(Dataset items)
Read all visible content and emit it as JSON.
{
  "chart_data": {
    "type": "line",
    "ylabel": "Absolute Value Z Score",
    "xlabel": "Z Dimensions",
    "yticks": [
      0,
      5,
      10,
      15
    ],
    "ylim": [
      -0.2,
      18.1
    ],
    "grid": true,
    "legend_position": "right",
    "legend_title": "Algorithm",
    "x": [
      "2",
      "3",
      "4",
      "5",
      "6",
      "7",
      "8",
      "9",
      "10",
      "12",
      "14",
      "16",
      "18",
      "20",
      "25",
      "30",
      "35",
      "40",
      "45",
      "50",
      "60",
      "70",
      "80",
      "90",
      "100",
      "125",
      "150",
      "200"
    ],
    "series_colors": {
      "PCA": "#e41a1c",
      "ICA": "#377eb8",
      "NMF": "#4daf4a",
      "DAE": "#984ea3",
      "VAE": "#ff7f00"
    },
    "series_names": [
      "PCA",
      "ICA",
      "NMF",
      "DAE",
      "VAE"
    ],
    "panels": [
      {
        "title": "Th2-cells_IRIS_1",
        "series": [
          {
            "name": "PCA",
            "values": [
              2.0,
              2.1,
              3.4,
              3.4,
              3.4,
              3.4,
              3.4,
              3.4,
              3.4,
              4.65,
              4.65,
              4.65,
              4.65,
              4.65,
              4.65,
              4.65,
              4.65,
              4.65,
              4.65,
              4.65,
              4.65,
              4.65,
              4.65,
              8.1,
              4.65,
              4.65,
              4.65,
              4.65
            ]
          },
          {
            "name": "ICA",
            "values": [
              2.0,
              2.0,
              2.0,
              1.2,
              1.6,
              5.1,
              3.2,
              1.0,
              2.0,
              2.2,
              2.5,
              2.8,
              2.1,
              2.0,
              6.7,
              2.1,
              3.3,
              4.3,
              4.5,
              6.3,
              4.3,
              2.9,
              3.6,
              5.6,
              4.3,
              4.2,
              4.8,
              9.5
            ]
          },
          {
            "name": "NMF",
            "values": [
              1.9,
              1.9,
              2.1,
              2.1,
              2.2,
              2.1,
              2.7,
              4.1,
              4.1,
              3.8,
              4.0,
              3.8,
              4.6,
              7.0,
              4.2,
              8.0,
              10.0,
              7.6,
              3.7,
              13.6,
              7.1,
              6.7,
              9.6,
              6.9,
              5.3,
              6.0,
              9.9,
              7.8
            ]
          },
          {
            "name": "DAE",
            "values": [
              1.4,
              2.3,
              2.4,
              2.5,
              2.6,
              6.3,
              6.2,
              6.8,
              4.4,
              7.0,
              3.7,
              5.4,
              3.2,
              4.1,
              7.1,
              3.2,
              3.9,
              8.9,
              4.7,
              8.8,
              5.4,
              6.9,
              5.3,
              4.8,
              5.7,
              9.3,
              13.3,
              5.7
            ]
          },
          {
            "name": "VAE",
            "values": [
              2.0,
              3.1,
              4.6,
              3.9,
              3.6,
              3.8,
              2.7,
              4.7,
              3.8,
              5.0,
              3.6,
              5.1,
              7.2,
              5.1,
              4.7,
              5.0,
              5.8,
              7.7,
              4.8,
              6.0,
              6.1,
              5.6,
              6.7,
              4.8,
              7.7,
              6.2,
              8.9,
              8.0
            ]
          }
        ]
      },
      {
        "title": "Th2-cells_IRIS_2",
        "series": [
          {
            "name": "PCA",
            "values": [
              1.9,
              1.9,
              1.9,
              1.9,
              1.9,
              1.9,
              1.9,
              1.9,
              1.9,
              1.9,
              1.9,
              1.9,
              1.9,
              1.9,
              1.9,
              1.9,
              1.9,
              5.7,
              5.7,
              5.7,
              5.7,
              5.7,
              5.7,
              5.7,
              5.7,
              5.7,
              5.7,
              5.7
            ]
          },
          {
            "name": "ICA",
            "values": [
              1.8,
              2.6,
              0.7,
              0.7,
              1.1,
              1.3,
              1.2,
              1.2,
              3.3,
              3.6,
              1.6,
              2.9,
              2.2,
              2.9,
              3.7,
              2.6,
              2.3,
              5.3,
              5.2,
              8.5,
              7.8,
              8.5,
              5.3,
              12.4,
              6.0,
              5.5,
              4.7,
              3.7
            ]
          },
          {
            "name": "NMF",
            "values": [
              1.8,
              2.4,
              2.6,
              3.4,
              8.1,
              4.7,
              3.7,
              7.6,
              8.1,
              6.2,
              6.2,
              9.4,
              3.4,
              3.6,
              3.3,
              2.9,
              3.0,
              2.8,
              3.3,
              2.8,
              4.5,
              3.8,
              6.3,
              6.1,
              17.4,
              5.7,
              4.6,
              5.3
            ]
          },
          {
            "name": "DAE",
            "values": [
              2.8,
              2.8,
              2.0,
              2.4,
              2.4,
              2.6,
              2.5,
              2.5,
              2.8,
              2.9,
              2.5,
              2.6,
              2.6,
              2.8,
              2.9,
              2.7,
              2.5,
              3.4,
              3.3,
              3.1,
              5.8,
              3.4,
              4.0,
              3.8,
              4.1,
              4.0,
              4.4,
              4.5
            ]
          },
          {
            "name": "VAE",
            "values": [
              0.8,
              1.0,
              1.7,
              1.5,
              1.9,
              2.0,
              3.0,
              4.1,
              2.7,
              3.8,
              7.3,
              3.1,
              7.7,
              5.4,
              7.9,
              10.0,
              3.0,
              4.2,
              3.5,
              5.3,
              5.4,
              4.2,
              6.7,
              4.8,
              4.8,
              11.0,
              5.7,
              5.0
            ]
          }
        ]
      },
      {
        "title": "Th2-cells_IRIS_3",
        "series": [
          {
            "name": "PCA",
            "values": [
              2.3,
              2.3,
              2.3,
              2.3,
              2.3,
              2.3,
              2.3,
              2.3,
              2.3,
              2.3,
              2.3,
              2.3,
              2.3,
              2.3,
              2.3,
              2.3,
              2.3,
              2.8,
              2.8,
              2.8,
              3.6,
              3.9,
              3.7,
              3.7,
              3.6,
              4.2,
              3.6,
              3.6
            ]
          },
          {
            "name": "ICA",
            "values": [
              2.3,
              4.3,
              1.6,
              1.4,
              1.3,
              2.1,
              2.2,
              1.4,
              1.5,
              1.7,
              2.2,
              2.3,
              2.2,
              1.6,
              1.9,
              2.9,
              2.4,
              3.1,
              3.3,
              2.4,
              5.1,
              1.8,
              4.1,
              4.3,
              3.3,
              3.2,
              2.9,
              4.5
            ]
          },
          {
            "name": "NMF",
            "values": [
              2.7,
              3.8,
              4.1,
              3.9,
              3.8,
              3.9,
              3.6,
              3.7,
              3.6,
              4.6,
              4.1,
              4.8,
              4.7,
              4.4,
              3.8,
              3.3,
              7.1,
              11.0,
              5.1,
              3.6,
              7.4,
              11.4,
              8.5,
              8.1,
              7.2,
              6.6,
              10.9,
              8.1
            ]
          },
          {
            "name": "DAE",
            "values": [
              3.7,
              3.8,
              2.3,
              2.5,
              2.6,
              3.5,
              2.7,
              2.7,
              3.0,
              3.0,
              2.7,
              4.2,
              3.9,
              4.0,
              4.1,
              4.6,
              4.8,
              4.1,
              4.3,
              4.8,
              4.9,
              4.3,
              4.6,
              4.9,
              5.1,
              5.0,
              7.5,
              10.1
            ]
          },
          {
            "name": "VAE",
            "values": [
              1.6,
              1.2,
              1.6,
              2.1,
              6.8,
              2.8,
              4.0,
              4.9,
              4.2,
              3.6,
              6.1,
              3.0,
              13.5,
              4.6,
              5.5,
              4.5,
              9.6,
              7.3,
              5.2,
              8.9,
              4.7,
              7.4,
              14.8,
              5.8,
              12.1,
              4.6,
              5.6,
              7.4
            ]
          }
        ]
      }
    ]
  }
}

## Required task
Give back all the records exactly as they stand.

## Response to this exercise
Read all visible content and emit it as JSON.
{
  "chart_data": {
    "type": "line",
    "ylabel": "Absolute Value Z Score",
    "xlabel": "Z Dimensions",
    "yticks": [
      0,
      5,
      10,
      15
    ],
    "ylim": [
      -0.2,
      18.1
    ],
    "grid": true,
    "legend_position": "right",
    "legend_title": "Algorithm",
    "x": [
      "2",
      "3",
      "4",
      "5",
      "6",
      "7",
      "8",
      "9",
      "10",
      "12",
      "14",
      "16",
      "18",
      "20",
      "25",
      "30",
      "35",
      "40",
      "45",
      "50",
      "60",
      "70",
      "80",
      "90",
      "100",
      "125",
      "150",
      "200"
    ],
    "series_colors": {
      "PCA": "#e41a1c",
      "ICA": "#377eb8",
      "NMF": "#4daf4a",
      "DAE": "#984ea3",
      "VAE": "#ff7f00"
    },
    "series_names": [
      "PCA",
      "ICA",
      "NMF",
      "DAE",
      "VAE"
    ],
    "panels": [
      {
        "title": "Th2-cells_IRIS_1",
        "series": [
          {
            "name": "PCA",
            "values": [
              2.0,
              2.1,
              3.4,
              3.4,
              3.4,
              3.4,
              3.4,
              3.4,
              3.4,
              4.65,
              4.65,
              4.65,
              4.65,
              4.65,
              4.65,
              4.65,
              4.65,
              4.65,
              4.65,
              4.65,
              4.65,
              4.65,
              4.65,
              8.1,
              4.65,
              4.65,
              4.65,
              4.65
            ]
          },
          {
            "name": "ICA",
            "values": [
              2.0,
              2.0,
              2.0,
              1.2,
              1.6,
              5.1,
              3.2,
              1.0,
              2.0,
              2.2,
              2.5,
              2.8,
              2.1,
              2.0,
              6.7,
              2.1,
              3.3,
              4.3,
              4.5,
              6.3,
              4.3,
              2.9,
              3.6,
              5.6,
              4.3,
              4.2,
              4.8,
              9.5
            ]
          },
          {
            "name": "NMF",
            "values": [
              1.9,
              1.9,
              2.1,
              2.1,
              2.2,
              2.1,
              2.7,
              4.1,
              4.1,
              3.8,
              4.0,
              3.8,
              4.6,
              7.0,
              4.2,
              8.0,
              10.0,
              7.6,
              3.7,
              13.6,
              7.1,
              6.7,
              9.6,
              6.9,
              5.3,
              6.0,
              9.9,
              7.8
            ]
          },
          {
            "name": "DAE",
            "values": [
              1.4,
              2.3,
              2.4,
              2.5,
              2.6,
              6.3,
              6.2,
              6.8,
              4.4,
              7.0,
              3.7,
              5.4,
              3.2,
              4.1,
              7.1,
              3.2,
              3.9,
              8.9,
              4.7,
              8.8,
              5.4,
              6.9,
              5.3,
              4.8,
              5.7,
              9.3,
              13.3,
              5.7
            ]
          },
          {
            "name": "VAE",
            "values": [
              2.0,
              3.1,
              4.6,
              3.9,
              3.6,
              3.8,
              2.7,
              4.7,
              3.8,
              5.0,
              3.6,
              5.1,
              7.2,
              5.1,
              4.7,
              5.0,
              5.8,
              7.7,
              4.8,
              6.0,
              6.1,
              5.6,
              6.7,
              4.8,
              7.7,
              6.2,
              8.9,
              8.0
            ]
          }
        ]
      },
      {
        "title": "Th2-cells_IRIS_2",
        "series": [
          {
            "name": "PCA",
            "values": [
              1.9,
              1.9,
              1.9,
              1.9,
              1.9,
              1.9,
              1.9,
              1.9,
              1.9,
              1.9,
              1.9,
              1.9,
              1.9,
              1.9,
              1.9,
              1.9,
              1.9,
              5.7,
              5.7,
              5.7,
              5.7,
              5.7,
              5.7,
              5.7,
              5.7,
              5.7,
              5.7,
              5.7
            ]
          },
          {
            "name": "ICA",
            "values": [
              1.8,
              2.6,
              0.7,
              0.7,
              1.1,
              1.3,
              1.2,
              1.2,
              3.3,
              3.6,
              1.6,
              2.9,
              2.2,
              2.9,
              3.7,
              2.6,
              2.3,
              5.3,
              5.2,
              8.5,
              7.8,
              8.5,
              5.3,
              12.4,
              6.0,
              5.5,
              4.7,
              3.7
            ]
          },
          {
            "name": "NMF",
            "values": [
              1.8,
              2.4,
              2.6,
              3.4,
              8.1,
              4.7,
              3.7,
              7.6,
              8.1,
              6.2,
              6.2,
              9.4,
              3.4,
              3.6,
              3.3,
              2.9,
              3.0,
              2.8,
              3.3,
              2.8,
              4.5,
              3.8,
              6.3,
              6.1,
              17.4,
              5.7,
              4.6,
              5.3
            ]
          },
          {
            "name": "DAE",
            "values": [
              2.8,
              2.8,
              2.0,
              2.4,
              2.4,
              2.6,
              2.5,
              2.5,
              2.8,
              2.9,
              2.5,
              2.6,
              2.6,
              2.8,
              2.9,
              2.7,
              2.5,
              3.4,
              3.3,
              3.1,
              5.8,
              3.4,
              4.0,
              3.8,
              4.1,
              4.0,
              4.4,
              4.5
            ]
          },
          {
            "name": "VAE",
            "values": [
              0.8,
              1.0,
              1.7,
              1.5,
              1.9,
              2.0,
              3.0,
              4.1,
              2.7,
              3.8,
              7.3,
              3.1,
              7.7,
              5.4,
              7.9,
              10.0,
              3.0,
              4.2,
              3.5,
              5.3,
              5.4,
              4.2,
              6.7,
              4.8,
              4.8,
              11.0,
              5.7,
              5.0
            ]
          }
        ]
      },
      {
        "title": "Th2-cells_IRIS_3",
        "series": [
          {
            "name": "PCA",
            "values": [
              2.3,
              2.3,
              2.3,
              2.3,
              2.3,
              2.3,
              2.3,
              2.3,
              2.3,
              2.3,
              2.3,
              2.3,
              2.3,
              2.3,
              2.3,
              2.3,
              2.3,
              2.8,
              2.8,
              2.8,
              3.6,
              3.9,
              3.7,
              3.7,
              3.6,
              4.2,
              3.6,
              3.6
            ]
          },
          {
            "name": "ICA",
            "values": [
              2.3,
              4.3,
              1.6,
              1.4,
              1.3,
              2.1,
              2.2,
              1.4,
              1.5,
              1.7,
              2.2,
              2.3,
              2.2,
              1.6,
              1.9,
              2.9,
              2.4,
              3.1,
              3.3,
              2.4,
              5.1,
              1.8,
              4.1,
              4.3,
              3.3,
              3.2,
              2.9,
              4.5
            ]
          },
          {
            "name": "NMF",
            "values": [
              2.7,
              3.8,
              4.1,
              3.9,
              3.8,
              3.9,
              3.6,
              3.7,
              3.6,
              4.6,
              4.1,
              4.8,
              4.7,
              4.4,
              3.8,
              3.3,
              7.1,
              11.0,
              5.1,
              3.6,
              7.4,
              11.4,
              8.5,
              8.1,
              7.2,
              6.6,
              10.9,
              8.1
            ]
          },
          {
            "name": "DAE",
            "values": [
              3.7,
              3.8,
              2.3,
              2.5,
              2.6,
              3.5,
              2.7,
              2.7,
              3.0,
              3.0,
              2.7,
              4.2,
              3.9,
              4.0,
              4.1,
              4.6,
              4.8,
              4.1,
              4.3,
              4.8,
              4.9,
              4.3,
              4.6,
              4.9,
              5.1,
              5.0,
              7.5,
              10.1
            ]
          },
          {
            "name": "VAE",
            "values": [
              1.6,
              1.2,
              1.6,
              2.1,
              6.8,
              2.8,
              4.0,
              4.9,
              4.2,
              3.6,
              6.1,
              3.0,
              13.5,
              4.6,
              5.5,
              4.5,
              9.6,
              7.3,
              5.2,
              8.9,
              4.7,
              7.4,
              14.8,
              5.8,
              12.1,
              4.6,
              5.6,
              7.4
            ]
          }
        ]
      }
    ]
  }
}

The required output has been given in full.